Records from a collection of figures:
%%
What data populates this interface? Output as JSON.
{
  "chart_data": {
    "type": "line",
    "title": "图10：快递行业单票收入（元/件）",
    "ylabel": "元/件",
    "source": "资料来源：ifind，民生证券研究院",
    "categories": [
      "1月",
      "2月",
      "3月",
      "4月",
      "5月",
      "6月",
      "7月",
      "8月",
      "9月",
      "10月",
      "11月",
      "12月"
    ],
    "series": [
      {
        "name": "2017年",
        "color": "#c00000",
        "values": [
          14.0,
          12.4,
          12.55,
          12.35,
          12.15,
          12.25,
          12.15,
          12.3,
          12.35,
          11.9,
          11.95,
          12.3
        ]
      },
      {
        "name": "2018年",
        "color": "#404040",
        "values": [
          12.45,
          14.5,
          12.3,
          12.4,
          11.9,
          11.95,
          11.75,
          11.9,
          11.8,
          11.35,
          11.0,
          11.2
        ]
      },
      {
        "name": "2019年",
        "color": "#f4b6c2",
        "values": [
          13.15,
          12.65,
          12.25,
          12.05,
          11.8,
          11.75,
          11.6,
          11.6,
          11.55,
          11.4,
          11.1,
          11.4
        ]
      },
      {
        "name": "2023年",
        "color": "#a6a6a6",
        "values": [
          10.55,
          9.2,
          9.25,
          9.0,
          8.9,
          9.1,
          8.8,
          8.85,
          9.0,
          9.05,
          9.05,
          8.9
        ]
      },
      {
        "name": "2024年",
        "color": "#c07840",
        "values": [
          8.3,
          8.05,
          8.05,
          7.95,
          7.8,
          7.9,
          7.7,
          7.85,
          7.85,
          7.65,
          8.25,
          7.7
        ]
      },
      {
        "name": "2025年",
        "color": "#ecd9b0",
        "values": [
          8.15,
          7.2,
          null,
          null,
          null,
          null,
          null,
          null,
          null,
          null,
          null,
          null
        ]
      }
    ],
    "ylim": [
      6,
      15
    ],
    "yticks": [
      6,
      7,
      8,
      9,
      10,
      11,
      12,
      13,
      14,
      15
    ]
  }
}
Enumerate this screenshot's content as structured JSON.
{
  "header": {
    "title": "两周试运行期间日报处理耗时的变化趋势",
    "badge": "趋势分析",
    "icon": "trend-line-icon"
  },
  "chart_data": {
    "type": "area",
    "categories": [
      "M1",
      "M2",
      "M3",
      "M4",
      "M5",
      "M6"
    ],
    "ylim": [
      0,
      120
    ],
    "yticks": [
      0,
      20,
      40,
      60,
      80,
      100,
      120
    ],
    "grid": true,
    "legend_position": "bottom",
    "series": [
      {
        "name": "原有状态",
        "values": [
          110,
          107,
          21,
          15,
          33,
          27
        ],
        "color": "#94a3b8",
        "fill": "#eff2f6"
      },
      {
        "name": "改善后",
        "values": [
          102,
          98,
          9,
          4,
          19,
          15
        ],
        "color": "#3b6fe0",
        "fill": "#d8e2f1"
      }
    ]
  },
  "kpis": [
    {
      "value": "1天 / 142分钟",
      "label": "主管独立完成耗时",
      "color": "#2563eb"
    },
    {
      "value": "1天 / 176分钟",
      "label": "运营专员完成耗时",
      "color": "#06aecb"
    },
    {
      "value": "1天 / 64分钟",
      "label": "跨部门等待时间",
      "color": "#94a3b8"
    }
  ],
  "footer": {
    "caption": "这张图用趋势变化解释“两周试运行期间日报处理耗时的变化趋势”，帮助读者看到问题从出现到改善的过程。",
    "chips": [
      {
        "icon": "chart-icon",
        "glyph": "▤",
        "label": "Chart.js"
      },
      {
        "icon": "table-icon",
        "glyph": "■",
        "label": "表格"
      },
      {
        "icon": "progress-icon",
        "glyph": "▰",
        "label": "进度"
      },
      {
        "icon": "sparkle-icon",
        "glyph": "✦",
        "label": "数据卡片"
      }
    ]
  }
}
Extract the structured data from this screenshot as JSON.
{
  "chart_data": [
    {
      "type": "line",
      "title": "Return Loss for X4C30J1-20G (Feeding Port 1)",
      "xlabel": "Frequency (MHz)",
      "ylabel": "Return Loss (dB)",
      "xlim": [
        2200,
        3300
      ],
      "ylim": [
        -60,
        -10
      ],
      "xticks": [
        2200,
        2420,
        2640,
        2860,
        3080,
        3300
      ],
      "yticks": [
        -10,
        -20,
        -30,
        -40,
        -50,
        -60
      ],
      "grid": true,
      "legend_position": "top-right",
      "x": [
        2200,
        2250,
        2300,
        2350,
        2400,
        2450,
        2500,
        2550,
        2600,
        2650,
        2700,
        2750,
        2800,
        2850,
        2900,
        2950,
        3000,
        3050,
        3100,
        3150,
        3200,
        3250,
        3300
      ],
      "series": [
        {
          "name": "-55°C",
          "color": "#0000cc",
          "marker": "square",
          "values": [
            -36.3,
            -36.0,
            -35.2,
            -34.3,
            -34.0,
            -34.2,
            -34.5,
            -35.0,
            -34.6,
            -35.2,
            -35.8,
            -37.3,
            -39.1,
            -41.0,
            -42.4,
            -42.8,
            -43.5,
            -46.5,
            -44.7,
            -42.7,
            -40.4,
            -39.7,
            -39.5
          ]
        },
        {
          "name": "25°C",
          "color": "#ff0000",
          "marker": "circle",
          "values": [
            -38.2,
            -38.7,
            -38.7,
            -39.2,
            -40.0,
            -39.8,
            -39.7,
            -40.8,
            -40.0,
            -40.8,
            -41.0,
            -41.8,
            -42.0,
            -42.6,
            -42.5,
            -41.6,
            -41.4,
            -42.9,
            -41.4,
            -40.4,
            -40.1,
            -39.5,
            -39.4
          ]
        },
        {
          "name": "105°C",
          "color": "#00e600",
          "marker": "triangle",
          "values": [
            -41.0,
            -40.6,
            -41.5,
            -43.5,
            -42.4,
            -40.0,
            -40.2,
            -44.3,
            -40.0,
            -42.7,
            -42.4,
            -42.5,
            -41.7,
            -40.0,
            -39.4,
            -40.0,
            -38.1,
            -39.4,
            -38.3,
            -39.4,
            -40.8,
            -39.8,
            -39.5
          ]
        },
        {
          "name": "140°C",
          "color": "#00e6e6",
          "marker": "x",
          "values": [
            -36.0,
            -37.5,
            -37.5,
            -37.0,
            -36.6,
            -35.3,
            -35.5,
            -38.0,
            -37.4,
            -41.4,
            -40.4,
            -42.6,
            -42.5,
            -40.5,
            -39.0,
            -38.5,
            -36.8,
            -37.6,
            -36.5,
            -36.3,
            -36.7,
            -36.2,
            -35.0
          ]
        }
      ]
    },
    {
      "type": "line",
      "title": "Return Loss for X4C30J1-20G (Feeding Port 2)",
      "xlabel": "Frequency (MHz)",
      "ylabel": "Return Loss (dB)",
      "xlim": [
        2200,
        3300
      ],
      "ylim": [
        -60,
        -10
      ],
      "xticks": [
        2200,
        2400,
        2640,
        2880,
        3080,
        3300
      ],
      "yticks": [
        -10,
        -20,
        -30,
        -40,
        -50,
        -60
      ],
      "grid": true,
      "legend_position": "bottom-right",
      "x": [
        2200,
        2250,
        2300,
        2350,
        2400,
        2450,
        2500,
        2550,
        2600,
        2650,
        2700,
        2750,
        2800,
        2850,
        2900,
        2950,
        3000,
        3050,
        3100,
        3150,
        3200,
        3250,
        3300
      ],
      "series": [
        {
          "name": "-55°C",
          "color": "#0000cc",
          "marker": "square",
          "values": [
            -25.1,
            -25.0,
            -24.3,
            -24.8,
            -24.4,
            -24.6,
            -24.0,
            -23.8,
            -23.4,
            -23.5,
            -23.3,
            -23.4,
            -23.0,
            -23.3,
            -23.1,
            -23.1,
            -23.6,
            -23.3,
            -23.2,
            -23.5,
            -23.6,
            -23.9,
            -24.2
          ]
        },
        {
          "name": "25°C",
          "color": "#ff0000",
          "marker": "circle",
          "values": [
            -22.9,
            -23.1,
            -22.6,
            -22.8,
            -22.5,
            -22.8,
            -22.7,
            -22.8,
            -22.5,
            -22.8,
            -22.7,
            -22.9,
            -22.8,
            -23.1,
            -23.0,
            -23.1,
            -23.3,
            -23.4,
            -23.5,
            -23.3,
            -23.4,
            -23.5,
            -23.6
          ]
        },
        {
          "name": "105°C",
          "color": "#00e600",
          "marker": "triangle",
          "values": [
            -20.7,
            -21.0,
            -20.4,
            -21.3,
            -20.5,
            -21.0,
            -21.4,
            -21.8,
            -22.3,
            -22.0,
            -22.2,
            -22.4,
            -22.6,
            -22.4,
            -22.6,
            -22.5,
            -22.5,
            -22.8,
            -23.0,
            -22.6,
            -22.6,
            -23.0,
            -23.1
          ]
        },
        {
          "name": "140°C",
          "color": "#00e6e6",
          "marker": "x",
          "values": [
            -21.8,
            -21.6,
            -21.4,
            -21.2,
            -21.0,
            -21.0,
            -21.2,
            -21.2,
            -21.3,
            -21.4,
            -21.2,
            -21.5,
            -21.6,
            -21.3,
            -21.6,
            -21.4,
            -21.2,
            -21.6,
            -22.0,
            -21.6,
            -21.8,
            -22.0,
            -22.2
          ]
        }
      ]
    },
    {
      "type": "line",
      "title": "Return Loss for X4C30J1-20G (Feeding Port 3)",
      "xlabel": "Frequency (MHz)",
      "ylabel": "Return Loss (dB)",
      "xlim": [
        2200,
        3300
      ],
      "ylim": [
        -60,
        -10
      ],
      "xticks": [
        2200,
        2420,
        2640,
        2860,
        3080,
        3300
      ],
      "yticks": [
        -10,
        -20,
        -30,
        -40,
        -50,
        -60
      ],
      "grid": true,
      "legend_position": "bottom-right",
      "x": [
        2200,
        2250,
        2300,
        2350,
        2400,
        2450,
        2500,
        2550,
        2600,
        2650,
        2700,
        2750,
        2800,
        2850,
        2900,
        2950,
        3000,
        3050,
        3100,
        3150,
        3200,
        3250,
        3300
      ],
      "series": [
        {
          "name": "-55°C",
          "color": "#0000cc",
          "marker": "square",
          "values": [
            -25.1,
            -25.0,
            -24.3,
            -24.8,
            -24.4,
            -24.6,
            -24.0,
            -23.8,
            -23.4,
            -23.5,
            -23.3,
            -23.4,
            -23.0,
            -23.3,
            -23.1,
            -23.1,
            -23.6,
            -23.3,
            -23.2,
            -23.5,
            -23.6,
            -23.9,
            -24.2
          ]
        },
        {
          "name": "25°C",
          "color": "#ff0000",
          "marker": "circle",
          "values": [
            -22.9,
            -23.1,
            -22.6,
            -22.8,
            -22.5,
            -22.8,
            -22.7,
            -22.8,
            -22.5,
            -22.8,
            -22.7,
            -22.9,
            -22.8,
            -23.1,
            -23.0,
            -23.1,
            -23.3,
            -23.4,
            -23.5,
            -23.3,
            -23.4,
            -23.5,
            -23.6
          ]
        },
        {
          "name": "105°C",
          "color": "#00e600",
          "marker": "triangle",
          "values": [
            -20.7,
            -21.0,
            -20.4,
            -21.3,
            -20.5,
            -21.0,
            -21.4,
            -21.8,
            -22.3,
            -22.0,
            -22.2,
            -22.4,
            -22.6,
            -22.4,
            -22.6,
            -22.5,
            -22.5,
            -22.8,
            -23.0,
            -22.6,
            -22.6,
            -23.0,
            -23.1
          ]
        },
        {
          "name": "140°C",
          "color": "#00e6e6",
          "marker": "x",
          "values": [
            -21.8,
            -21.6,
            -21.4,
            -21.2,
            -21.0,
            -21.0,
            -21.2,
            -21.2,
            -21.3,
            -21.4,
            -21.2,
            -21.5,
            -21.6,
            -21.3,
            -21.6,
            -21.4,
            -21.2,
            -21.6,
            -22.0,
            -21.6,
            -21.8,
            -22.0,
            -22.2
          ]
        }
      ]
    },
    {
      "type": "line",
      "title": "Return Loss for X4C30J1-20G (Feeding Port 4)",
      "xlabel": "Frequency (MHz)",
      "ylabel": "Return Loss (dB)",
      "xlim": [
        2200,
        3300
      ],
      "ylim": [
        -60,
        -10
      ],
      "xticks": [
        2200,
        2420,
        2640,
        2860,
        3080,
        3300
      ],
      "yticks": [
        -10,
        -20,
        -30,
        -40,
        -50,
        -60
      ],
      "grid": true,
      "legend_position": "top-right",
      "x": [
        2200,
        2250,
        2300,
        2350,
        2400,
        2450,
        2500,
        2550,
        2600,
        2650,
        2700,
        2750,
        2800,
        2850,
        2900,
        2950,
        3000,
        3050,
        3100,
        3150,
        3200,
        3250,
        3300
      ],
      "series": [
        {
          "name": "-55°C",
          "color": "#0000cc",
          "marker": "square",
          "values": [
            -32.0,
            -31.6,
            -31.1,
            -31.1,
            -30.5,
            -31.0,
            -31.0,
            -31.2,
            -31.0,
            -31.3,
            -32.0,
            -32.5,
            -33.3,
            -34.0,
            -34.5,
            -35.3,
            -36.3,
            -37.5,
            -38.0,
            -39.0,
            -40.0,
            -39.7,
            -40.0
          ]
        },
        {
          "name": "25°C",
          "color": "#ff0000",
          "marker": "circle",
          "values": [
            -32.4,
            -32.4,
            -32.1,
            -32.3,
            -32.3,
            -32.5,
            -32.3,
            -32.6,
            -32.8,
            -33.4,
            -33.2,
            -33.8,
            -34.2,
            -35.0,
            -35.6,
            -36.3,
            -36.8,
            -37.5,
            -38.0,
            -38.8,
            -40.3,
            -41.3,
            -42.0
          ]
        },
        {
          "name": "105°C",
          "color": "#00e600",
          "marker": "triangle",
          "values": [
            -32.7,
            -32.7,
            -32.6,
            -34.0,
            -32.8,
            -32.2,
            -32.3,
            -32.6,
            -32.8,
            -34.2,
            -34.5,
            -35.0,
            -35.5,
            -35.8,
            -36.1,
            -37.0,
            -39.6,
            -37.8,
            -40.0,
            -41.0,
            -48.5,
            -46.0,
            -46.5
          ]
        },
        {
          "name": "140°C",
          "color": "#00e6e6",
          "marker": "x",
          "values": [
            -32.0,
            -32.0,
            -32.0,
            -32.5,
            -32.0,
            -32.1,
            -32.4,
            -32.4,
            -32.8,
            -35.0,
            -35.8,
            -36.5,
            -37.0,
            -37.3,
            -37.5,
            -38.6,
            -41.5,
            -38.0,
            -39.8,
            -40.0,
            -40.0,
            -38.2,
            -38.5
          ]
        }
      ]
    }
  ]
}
%%
#### PROBLEM DETAILS
Provide only the number of lines in the records containing the string "Port".

#### EXPECTED OUTPUT
4